Source text =
Matthew Webster

    Matthew Webster

    7 months ago
    Hi, I’m looking for some guidance on how to use the same flows across multiple projects. For context: we are doing ETL for customers and some flows are identical. We’re trying ECS Agent/Prefect Cloud with a custom Docker image and S3 storage. I am currently registering the flow with the CLI for multiple customers and passing in customer-specific information as Parameters when scheduling the run. This currently breaks down in a few places: 1. Having some problem with Storage and unpicking flows. Is there project-specific info stored there? So when a flow is registered/picked for one project it can’t be unpickled by another? 2. Using secrets. We have some customer-specific API Keys that need to be stored as Secrets and these appear to only be set globally in Prefect Cloud (or AWS SSM). There are no per-project secrets that I can pass in. One option I can think of would be to make a service that takes a Parameter and returns a secret that then gets passed to a task but maybe there’s a better way? I’m still pretty new to Prefect but couldn’t find answers to these. Hoping for some help from the community!

Given records =
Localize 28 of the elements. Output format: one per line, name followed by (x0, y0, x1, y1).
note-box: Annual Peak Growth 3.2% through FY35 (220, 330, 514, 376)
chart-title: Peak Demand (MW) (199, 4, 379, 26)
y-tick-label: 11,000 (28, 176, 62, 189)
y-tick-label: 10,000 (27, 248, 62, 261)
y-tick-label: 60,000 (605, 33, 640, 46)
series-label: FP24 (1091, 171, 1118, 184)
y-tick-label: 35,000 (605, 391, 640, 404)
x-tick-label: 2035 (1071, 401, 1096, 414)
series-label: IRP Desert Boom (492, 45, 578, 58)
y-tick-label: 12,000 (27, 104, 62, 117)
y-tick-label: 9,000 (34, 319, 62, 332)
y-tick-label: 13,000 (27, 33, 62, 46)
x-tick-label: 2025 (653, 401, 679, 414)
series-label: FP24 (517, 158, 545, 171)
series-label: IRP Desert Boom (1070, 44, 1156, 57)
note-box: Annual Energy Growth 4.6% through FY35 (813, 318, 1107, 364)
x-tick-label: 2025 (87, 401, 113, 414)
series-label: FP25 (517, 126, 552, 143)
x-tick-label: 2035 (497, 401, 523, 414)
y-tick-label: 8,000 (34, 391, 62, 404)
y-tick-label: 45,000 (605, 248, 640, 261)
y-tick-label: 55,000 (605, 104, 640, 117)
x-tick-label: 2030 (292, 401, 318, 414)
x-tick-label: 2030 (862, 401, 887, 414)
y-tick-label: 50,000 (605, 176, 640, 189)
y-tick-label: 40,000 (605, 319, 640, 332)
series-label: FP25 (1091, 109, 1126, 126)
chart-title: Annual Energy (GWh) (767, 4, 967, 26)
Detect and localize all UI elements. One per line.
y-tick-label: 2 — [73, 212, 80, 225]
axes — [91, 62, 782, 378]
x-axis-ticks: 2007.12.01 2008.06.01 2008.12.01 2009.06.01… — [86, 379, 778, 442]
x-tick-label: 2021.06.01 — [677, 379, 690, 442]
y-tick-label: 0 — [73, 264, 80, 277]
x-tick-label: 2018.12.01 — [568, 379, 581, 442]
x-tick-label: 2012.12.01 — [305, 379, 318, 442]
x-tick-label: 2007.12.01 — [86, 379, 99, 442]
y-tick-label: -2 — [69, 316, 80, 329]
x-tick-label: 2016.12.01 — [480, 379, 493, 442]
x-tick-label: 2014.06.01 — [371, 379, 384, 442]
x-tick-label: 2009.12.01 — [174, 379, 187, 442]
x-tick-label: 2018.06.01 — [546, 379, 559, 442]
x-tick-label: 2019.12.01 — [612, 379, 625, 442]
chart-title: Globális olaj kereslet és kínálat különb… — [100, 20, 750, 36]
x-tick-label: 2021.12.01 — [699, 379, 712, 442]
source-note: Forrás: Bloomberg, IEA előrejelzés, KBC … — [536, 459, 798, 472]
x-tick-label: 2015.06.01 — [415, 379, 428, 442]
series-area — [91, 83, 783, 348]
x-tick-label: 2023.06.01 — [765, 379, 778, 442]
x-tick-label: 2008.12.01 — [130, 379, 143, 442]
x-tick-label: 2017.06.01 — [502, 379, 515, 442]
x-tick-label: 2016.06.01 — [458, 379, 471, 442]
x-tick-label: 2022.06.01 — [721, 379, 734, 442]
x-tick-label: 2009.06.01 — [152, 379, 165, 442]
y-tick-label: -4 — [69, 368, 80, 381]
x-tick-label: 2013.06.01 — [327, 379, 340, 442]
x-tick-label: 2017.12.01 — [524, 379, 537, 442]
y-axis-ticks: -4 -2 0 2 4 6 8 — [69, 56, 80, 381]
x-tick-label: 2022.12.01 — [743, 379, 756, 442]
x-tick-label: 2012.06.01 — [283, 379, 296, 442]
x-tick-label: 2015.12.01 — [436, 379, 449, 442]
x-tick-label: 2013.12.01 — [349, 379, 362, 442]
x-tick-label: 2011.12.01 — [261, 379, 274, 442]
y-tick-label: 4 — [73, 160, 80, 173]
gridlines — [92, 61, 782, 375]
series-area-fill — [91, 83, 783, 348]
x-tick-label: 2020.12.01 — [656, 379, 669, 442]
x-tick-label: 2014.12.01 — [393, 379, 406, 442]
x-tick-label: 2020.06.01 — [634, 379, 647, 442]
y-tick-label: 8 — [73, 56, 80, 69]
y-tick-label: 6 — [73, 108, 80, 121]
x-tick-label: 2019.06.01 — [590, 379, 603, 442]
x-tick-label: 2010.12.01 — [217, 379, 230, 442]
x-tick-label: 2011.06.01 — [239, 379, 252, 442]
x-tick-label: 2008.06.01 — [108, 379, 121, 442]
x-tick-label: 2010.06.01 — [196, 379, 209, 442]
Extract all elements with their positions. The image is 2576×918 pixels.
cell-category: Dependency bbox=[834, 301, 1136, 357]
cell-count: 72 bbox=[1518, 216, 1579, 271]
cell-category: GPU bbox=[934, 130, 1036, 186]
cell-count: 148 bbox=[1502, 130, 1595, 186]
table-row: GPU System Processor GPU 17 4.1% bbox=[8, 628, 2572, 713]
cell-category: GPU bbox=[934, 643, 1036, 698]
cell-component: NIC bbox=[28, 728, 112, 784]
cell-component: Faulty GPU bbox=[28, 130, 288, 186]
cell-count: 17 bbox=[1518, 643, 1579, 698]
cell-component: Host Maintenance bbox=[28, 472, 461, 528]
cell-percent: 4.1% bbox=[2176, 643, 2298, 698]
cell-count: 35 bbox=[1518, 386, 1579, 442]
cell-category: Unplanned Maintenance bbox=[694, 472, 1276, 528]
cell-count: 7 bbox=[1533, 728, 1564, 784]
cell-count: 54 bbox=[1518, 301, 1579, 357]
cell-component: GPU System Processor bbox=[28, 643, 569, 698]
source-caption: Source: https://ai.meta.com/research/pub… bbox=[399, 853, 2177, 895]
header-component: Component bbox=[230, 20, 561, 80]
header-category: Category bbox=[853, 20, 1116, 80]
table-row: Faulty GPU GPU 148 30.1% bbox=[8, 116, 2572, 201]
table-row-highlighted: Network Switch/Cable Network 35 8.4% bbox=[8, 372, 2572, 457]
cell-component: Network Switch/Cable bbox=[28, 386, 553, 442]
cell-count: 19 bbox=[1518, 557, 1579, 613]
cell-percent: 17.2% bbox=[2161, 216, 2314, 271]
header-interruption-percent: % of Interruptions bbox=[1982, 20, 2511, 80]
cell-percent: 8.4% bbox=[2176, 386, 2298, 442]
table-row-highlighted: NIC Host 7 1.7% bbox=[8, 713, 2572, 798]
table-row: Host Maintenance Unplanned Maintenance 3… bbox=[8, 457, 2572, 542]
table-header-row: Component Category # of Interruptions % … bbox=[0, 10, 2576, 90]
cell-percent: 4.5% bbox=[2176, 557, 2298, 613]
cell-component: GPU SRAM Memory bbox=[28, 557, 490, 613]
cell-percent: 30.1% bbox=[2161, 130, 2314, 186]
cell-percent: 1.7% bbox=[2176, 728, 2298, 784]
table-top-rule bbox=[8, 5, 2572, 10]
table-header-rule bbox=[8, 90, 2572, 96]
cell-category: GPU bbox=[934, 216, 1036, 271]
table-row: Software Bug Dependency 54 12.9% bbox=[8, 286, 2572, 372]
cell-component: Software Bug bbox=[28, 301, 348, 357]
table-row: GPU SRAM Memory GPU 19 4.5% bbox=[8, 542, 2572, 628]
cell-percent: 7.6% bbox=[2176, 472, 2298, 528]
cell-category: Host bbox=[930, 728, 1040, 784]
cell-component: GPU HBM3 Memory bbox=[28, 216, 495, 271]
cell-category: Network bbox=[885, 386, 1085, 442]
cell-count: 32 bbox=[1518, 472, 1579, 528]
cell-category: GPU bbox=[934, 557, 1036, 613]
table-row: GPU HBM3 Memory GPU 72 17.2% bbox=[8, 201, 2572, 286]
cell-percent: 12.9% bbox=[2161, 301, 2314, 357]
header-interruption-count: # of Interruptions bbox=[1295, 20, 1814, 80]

Given exercise 1 =
In the post on Prefect, what kind of storage is being tried along with the custom Docker image?
Given exercise 2 =
In the entries, running from their first line through the line containing "series-area — [91, 83, 783, 348]", inclusive, substitute "series-name" for "series-label" and give those lines again with nothing else changed.

Response 1 =
S3 storage.

Response 2 =
Localize 28 of the elements. Output format: one per line, name followed by (x0, y0, x1, y1).
note-box: Annual Peak Growth 3.2% through FY35 (220, 330, 514, 376)
chart-title: Peak Demand (MW) (199, 4, 379, 26)
y-tick-label: 11,000 (28, 176, 62, 189)
y-tick-label: 10,000 (27, 248, 62, 261)
y-tick-label: 60,000 (605, 33, 640, 46)
series-name: FP24 (1091, 171, 1118, 184)
y-tick-label: 35,000 (605, 391, 640, 404)
x-tick-label: 2035 (1071, 401, 1096, 414)
series-name: IRP Desert Boom (492, 45, 578, 58)
y-tick-label: 12,000 (27, 104, 62, 117)
y-tick-label: 9,000 (34, 319, 62, 332)
y-tick-label: 13,000 (27, 33, 62, 46)
x-tick-label: 2025 (653, 401, 679, 414)
series-name: FP24 (517, 158, 545, 171)
series-name: IRP Desert Boom (1070, 44, 1156, 57)
note-box: Annual Energy Growth 4.6% through FY35 (813, 318, 1107, 364)
x-tick-label: 2025 (87, 401, 113, 414)
series-name: FP25 (517, 126, 552, 143)
x-tick-label: 2035 (497, 401, 523, 414)
y-tick-label: 8,000 (34, 391, 62, 404)
y-tick-label: 45,000 (605, 248, 640, 261)
y-tick-label: 55,000 (605, 104, 640, 117)
x-tick-label: 2030 (292, 401, 318, 414)
x-tick-label: 2030 (862, 401, 887, 414)
y-tick-label: 50,000 (605, 176, 640, 189)
y-tick-label: 40,000 (605, 319, 640, 332)
series-name: FP25 (1091, 109, 1126, 126)
chart-title: Annual Energy (GWh) (767, 4, 967, 26)
Detect and localize all UI elements. One per line.
y-tick-label: 2 — [73, 212, 80, 225]
axes — [91, 62, 782, 378]
x-axis-ticks: 2007.12.01 2008.06.01 2008.12.01 2009.06.01… — [86, 379, 778, 442]
x-tick-label: 2021.06.01 — [677, 379, 690, 442]
y-tick-label: 0 — [73, 264, 80, 277]
x-tick-label: 2018.12.01 — [568, 379, 581, 442]
x-tick-label: 2012.12.01 — [305, 379, 318, 442]
x-tick-label: 2007.12.01 — [86, 379, 99, 442]
y-tick-label: -2 — [69, 316, 80, 329]
x-tick-label: 2016.12.01 — [480, 379, 493, 442]
x-tick-label: 2014.06.01 — [371, 379, 384, 442]
x-tick-label: 2009.12.01 — [174, 379, 187, 442]
x-tick-label: 2018.06.01 — [546, 379, 559, 442]
x-tick-label: 2019.12.01 — [612, 379, 625, 442]
chart-title: Globális olaj kereslet és kínálat különb… — [100, 20, 750, 36]
x-tick-label: 2021.12.01 — [699, 379, 712, 442]
source-note: Forrás: Bloomberg, IEA előrejelzés, KBC … — [536, 459, 798, 472]
x-tick-label: 2015.06.01 — [415, 379, 428, 442]
series-area — [91, 83, 783, 348]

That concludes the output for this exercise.